Items from a dataset —
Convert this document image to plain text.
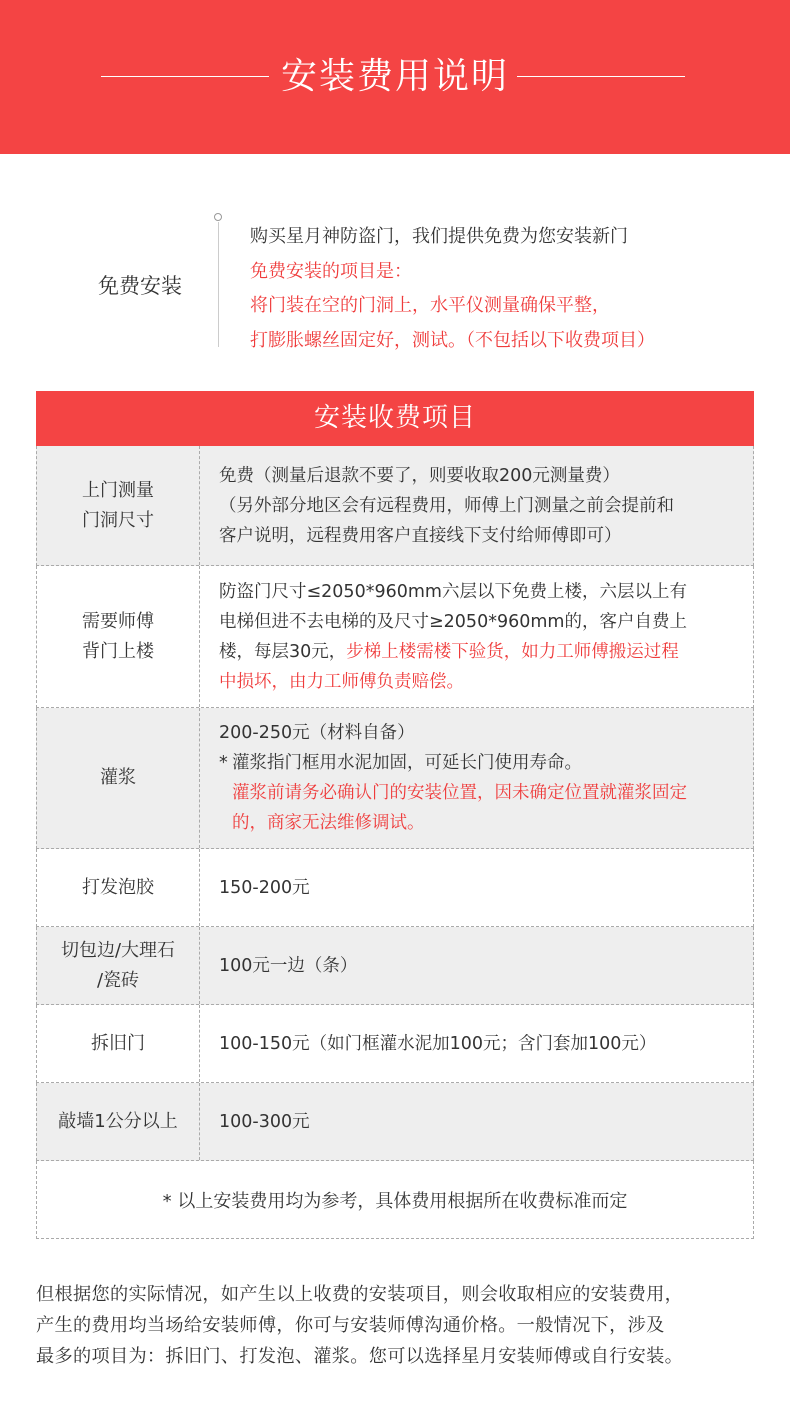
安装费用说明
免费安装
购买星月神防盗门，我们提供免费为您安装新门
免费安装的项目是：
将门装在空的门洞上，水平仪测量确保平整，
打膨胀螺丝固定好，测试。（不包括以下收费项目）
安装收费项目
上门测量
门洞尺寸
免费（测量后退款不要了，则要收取200元测量费）
（另外部分地区会有远程费用，师傅上门测量之前会提前和
客户说明，远程费用客户直接线下支付给师傅即可）
需要师傅
背门上楼
防盗门尺寸≤2050*960mm六层以下免费上楼，六层以上有
电梯但进不去电梯的及尺寸≥2050*960mm的，客户自费上
楼，每层30元，步梯上楼需楼下验货，如力工师傅搬运过程
中损坏，由力工师傅负责赔偿。
灌浆
200-250元（材料自备）
* 灌浆指门框用水泥加固，可延长门使用寿命。
灌浆前请务必确认门的安装位置，因未确定位置就灌浆固定
的，商家无法维修调试。
打发泡胶	150-200元
切包边/大理石
/瓷砖
100元一边（条）
拆旧门	100-150元（如门框灌水泥加100元；含门套加100元）
敲墙1公分以上 100-300元
* 以上安装费用均为参考，具体费用根据所在收费标准而定
但根据您的实际情况，如产生以上收费的安装项目，则会收取相应的安装费用，
产生的费用均当场给安装师傅，你可与安装师傅沟通价格。一般情况下，涉及
最多的项目为：拆旧门、打发泡、灌浆。您可以选择星月安装师傅或自行安装。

Work to do —
Quote the entries in full. Any image among them is to be omitted from the copy.

Task response —
Convert this document image to plain text.
安装费用说明
免费安装
购买星月神防盗门，我们提供免费为您安装新门
免费安装的项目是：
将门装在空的门洞上，水平仪测量确保平整，
打膨胀螺丝固定好，测试。（不包括以下收费项目）
安装收费项目
上门测量
门洞尺寸
免费（测量后退款不要了，则要收取200元测量费）
（另外部分地区会有远程费用，师傅上门测量之前会提前和
客户说明，远程费用客户直接线下支付给师傅即可）
需要师傅
背门上楼
防盗门尺寸≤2050*960mm六层以下免费上楼，六层以上有
电梯但进不去电梯的及尺寸≥2050*960mm的，客户自费上
楼，每层30元，步梯上楼需楼下验货，如力工师傅搬运过程
中损坏，由力工师傅负责赔偿。
灌浆
200-250元（材料自备）
* 灌浆指门框用水泥加固，可延长门使用寿命。
灌浆前请务必确认门的安装位置，因未确定位置就灌浆固定
的，商家无法维修调试。
打发泡胶	150-200元
切包边/大理石
/瓷砖
100元一边（条）
拆旧门	100-150元（如门框灌水泥加100元；含门套加100元）
敲墙1公分以上 100-300元
* 以上安装费用均为参考，具体费用根据所在收费标准而定
但根据您的实际情况，如产生以上收费的安装项目，则会收取相应的安装费用，
产生的费用均当场给安装师傅，你可与安装师傅沟通价格。一般情况下，涉及
最多的项目为：拆旧门、打发泡、灌浆。您可以选择星月安装师傅或自行安装。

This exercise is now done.